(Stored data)
-------

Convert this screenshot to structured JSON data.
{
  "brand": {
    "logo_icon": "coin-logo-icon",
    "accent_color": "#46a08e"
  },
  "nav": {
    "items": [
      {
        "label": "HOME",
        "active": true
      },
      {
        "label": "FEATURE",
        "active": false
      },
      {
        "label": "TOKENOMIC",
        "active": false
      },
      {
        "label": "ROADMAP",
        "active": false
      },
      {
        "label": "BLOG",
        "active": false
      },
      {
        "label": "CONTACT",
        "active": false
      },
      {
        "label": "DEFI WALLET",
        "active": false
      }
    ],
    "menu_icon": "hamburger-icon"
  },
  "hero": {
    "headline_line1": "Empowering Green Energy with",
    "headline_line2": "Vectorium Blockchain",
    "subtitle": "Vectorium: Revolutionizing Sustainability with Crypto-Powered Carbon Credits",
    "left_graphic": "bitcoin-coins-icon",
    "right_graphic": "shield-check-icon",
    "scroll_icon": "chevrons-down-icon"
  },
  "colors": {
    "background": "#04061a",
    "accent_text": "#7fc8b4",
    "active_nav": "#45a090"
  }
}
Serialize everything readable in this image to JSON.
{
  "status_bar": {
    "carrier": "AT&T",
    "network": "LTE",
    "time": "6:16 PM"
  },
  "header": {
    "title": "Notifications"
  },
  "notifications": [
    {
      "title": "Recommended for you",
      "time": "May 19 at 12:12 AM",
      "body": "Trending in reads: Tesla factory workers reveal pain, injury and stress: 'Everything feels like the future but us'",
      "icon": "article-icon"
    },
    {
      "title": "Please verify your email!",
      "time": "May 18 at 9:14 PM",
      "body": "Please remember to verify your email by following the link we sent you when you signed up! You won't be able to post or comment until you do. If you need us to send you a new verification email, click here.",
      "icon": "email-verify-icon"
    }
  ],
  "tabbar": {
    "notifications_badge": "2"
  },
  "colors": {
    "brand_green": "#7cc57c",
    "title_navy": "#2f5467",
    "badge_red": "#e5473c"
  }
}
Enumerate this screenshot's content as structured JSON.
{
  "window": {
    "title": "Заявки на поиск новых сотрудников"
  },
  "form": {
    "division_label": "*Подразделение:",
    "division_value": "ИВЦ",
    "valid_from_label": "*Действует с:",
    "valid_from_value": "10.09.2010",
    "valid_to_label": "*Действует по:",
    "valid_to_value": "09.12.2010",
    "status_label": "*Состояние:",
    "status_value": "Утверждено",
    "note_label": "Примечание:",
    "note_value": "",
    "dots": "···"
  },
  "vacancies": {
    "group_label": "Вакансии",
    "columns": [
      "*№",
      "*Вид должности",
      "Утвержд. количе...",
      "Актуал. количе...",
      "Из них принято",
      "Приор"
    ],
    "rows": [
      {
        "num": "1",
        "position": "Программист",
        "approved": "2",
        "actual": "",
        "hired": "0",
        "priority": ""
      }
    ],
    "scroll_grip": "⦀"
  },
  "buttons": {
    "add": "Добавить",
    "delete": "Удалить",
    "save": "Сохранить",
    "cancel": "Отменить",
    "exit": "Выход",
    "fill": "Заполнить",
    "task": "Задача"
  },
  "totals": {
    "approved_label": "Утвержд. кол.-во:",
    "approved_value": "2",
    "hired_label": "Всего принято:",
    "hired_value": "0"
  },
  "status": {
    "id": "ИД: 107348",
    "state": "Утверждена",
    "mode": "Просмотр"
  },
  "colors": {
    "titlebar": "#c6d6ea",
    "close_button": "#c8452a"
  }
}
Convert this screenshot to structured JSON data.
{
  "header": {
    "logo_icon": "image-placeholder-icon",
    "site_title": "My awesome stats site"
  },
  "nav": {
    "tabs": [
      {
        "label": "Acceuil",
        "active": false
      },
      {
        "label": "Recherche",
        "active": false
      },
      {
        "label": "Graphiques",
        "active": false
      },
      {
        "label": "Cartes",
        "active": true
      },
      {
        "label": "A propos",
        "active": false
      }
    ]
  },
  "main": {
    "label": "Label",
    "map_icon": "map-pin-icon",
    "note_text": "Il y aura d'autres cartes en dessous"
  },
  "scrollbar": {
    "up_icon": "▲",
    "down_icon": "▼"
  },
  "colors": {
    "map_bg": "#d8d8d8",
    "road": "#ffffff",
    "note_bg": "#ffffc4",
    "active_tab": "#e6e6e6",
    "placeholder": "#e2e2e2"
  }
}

-------

=== Challenge ===
Write out every entry above, word for word.

=== Exercise result ===
Convert this screenshot to structured JSON data.
{
  "brand": {
    "logo_icon": "coin-logo-icon",
    "accent_color": "#46a08e"
  },
  "nav": {
    "items": [
      {
        "label": "HOME",
        "active": true
      },
      {
        "label": "FEATURE",
        "active": false
      },
      {
        "label": "TOKENOMIC",
        "active": false
      },
      {
        "label": "ROADMAP",
        "active": false
      },
      {
        "label": "BLOG",
        "active": false
      },
      {
        "label": "CONTACT",
        "active": false
      },
      {
        "label": "DEFI WALLET",
        "active": false
      }
    ],
    "menu_icon": "hamburger-icon"
  },
  "hero": {
    "headline_line1": "Empowering Green Energy with",
    "headline_line2": "Vectorium Blockchain",
    "subtitle": "Vectorium: Revolutionizing Sustainability with Crypto-Powered Carbon Credits",
    "left_graphic": "bitcoin-coins-icon",
    "right_graphic": "shield-check-icon",
    "scroll_icon": "chevrons-down-icon"
  },
  "colors": {
    "background": "#04061a",
    "accent_text": "#7fc8b4",
    "active_nav": "#45a090"
  }
}
Serialize everything readable in this image to JSON.
{
  "status_bar": {
    "carrier": "AT&T",
    "network": "LTE",
    "time": "6:16 PM"
  },
  "header": {
    "title": "Notifications"
  },
  "notifications": [
    {
      "title": "Recommended for you",
      "time": "May 19 at 12:12 AM",
      "body": "Trending in reads: Tesla factory workers reveal pain, injury and stress: 'Everything feels like the future but us'",
      "icon": "article-icon"
    },
    {
      "title": "Please verify your email!",
      "time": "May 18 at 9:14 PM",
      "body": "Please remember to verify your email by following the link we sent you when you signed up! You won't be able to post or comment until you do. If you need us to send you a new verification email, click here.",
      "icon": "email-verify-icon"
    }
  ],
  "tabbar": {
    "notifications_badge": "2"
  },
  "colors": {
    "brand_green": "#7cc57c",
    "title_navy": "#2f5467",
    "badge_red": "#e5473c"
  }
}
Enumerate this screenshot's content as structured JSON.
{
  "window": {
    "title": "Заявки на поиск новых сотрудников"
  },
  "form": {
    "division_label": "*Подразделение:",
    "division_value": "ИВЦ",
    "valid_from_label": "*Действует с:",
    "valid_from_value": "10.09.2010",
    "valid_to_label": "*Действует по:",
    "valid_to_value": "09.12.2010",
    "status_label": "*Состояние:",
    "status_value": "Утверждено",
    "note_label": "Примечание:",
    "note_value": "",
    "dots": "···"
  },
  "vacancies": {
    "group_label": "Вакансии",
    "columns": [
      "*№",
      "*Вид должности",
      "Утвержд. количе...",
      "Актуал. количе...",
      "Из них принято",
      "Приор"
    ],
    "rows": [
      {
        "num": "1",
        "position": "Программист",
        "approved": "2",
        "actual": "",
        "hired": "0",
        "priority": ""
      }
    ],
    "scroll_grip": "⦀"
  },
  "buttons": {
    "add": "Добавить",
    "delete": "Удалить",
    "save": "Сохранить",
    "cancel": "Отменить",
    "exit": "Выход",
    "fill": "Заполнить",
    "task": "Задача"
  },
  "totals": {
    "approved_label": "Утвержд. кол.-во:",
    "approved_value": "2",
    "hired_label": "Всего принято:",
    "hired_value": "0"
  },
  "status": {
    "id": "ИД: 107348",
    "state": "Утверждена",
    "mode": "Просмотр"
  },
  "colors": {
    "titlebar": "#c6d6ea",
    "close_button": "#c8452a"
  }
}
Convert this screenshot to structured JSON data.
{
  "header": {
    "logo_icon": "image-placeholder-icon",
    "site_title": "My awesome stats site"
  },
  "nav": {
    "tabs": [
      {
        "label": "Acceuil",
        "active": false
      },
      {
        "label": "Recherche",
        "active": false
      },
      {
        "label": "Graphiques",
        "active": false
      },
      {
        "label": "Cartes",
        "active": true
      },
      {
        "label": "A propos",
        "active": false
      }
    ]
  },
  "main": {
    "label": "Label",
    "map_icon": "map-pin-icon",
    "note_text": "Il y aura d'autres cartes en dessous"
  },
  "scrollbar": {
    "up_icon": "▲",
    "down_icon": "▼"
  },
  "colors": {
    "map_bg": "#d8d8d8",
    "road": "#ffffff",
    "note_bg": "#ffffc4",
    "active_tab": "#e6e6e6",
    "placeholder": "#e2e2e2"
  }
}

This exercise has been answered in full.